## Problem to solve:
Please quote every line word for word.

----------

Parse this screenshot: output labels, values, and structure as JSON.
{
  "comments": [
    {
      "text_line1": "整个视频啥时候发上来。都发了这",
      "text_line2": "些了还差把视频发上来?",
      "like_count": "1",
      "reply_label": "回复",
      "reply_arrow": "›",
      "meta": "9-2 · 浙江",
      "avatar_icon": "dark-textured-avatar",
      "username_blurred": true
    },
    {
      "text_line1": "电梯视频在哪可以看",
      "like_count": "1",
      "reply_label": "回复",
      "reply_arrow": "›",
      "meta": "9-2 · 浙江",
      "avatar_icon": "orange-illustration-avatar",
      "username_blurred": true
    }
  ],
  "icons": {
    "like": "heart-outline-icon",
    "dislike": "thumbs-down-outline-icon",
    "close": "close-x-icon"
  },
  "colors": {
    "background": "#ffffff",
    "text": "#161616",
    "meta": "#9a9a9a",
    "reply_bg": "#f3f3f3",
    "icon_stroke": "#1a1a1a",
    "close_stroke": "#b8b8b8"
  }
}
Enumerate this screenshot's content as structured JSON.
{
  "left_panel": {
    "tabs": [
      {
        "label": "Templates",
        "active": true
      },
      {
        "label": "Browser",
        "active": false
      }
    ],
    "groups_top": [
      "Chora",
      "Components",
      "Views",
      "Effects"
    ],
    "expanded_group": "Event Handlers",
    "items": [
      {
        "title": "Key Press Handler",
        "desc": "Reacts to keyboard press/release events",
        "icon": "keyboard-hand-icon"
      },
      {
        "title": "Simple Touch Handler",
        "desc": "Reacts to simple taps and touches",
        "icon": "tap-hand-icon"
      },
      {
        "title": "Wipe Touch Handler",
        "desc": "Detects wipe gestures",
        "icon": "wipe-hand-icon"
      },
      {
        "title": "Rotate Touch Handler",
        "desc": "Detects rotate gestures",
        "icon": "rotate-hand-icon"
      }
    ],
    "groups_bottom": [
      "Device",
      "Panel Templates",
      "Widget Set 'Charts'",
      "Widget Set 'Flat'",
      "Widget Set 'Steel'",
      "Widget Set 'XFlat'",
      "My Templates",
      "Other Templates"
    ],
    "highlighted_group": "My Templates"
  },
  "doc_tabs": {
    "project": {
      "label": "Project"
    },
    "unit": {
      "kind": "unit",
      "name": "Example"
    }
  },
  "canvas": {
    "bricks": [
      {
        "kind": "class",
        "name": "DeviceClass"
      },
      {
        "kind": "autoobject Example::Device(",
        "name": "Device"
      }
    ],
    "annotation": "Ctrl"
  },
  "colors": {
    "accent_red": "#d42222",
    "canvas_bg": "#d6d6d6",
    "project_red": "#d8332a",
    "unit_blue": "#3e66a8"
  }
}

----------

## Problem solution:
Parse this screenshot: output labels, values, and structure as JSON.
{
  "comments": [
    {
      "text_line1": "整个视频啥时候发上来。都发了这",
      "text_line2": "些了还差把视频发上来?",
      "like_count": "1",
      "reply_label": "回复",
      "reply_arrow": "›",
      "meta": "9-2 · 浙江",
      "avatar_icon": "dark-textured-avatar",
      "username_blurred": true
    },
    {
      "text_line1": "电梯视频在哪可以看",
      "like_count": "1",
      "reply_label": "回复",
      "reply_arrow": "›",
      "meta": "9-2 · 浙江",
      "avatar_icon": "orange-illustration-avatar",
      "username_blurred": true
    }
  ],
  "icons": {
    "like": "heart-outline-icon",
    "dislike": "thumbs-down-outline-icon",
    "close": "close-x-icon"
  },
  "colors": {
    "background": "#ffffff",
    "text": "#161616",
    "meta": "#9a9a9a",
    "reply_bg": "#f3f3f3",
    "icon_stroke": "#1a1a1a",
    "close_stroke": "#b8b8b8"
  }
}
Enumerate this screenshot's content as structured JSON.
{
  "left_panel": {
    "tabs": [
      {
        "label": "Templates",
        "active": true
      },
      {
        "label": "Browser",
        "active": false
      }
    ],
    "groups_top": [
      "Chora",
      "Components",
      "Views",
      "Effects"
    ],
    "expanded_group": "Event Handlers",
    "items": [
      {
        "title": "Key Press Handler",
        "desc": "Reacts to keyboard press/release events",
        "icon": "keyboard-hand-icon"
      },
      {
        "title": "Simple Touch Handler",
        "desc": "Reacts to simple taps and touches",
        "icon": "tap-hand-icon"
      },
      {
        "title": "Wipe Touch Handler",
        "desc": "Detects wipe gestures",
        "icon": "wipe-hand-icon"
      },
      {
        "title": "Rotate Touch Handler",
        "desc": "Detects rotate gestures",
        "icon": "rotate-hand-icon"
      }
    ],
    "groups_bottom": [
      "Device",
      "Panel Templates",
      "Widget Set 'Charts'",
      "Widget Set 'Flat'",
      "Widget Set 'Steel'",
      "Widget Set 'XFlat'",
      "My Templates",
      "Other Templates"
    ],
    "highlighted_group": "My Templates"
  },
  "doc_tabs": {
    "project": {
      "label": "Project"
    },
    "unit": {
      "kind": "unit",
      "name": "Example"
    }
  },
  "canvas": {
    "bricks": [
      {
        "kind": "class",
        "name": "DeviceClass"
      },
      {
        "kind": "autoobject Example::Device(",
        "name": "Device"
      }
    ],
    "annotation": "Ctrl"
  },
  "colors": {
    "accent_red": "#d42222",
    "canvas_bg": "#d6d6d6",
    "project_red": "#d8332a",
    "unit_blue": "#3e66a8"
  }
}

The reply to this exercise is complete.